◆ **Written problem**:
How many lines in these records hold the string "more"? Reply with the number alone.

[Begin]

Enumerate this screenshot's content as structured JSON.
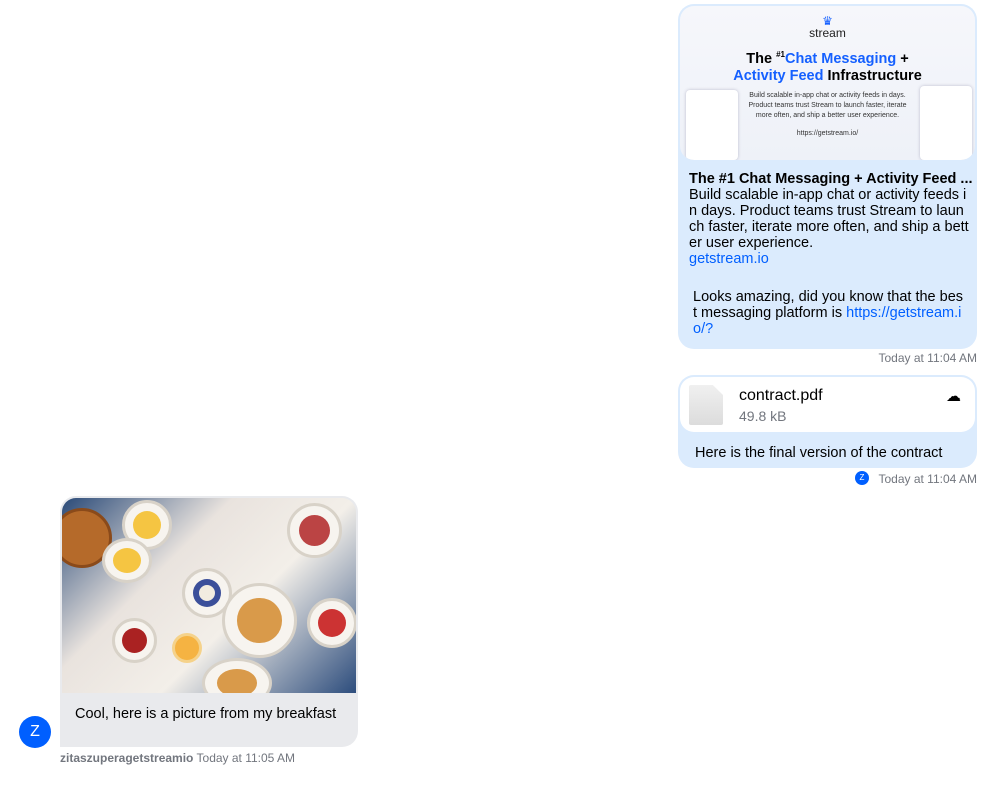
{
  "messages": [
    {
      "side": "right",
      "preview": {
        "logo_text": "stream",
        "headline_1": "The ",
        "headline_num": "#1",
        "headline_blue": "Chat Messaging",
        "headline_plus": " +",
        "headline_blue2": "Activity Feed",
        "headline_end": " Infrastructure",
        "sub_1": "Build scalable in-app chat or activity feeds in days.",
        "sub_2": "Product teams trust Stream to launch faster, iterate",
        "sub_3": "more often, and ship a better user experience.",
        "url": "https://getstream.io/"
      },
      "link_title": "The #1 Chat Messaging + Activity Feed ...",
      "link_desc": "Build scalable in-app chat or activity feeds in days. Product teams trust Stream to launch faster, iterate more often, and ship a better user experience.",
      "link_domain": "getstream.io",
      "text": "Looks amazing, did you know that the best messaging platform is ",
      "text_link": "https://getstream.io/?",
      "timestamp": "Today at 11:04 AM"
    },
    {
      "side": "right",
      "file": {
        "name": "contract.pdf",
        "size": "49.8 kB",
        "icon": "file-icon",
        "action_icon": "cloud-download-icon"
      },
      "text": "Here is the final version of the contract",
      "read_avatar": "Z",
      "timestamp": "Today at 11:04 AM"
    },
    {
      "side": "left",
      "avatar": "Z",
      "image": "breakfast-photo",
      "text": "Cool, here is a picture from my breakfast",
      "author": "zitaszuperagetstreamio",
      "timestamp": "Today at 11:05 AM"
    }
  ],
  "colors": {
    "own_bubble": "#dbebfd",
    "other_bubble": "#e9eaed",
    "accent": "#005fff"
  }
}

[End]

◆ **Full answer**:
2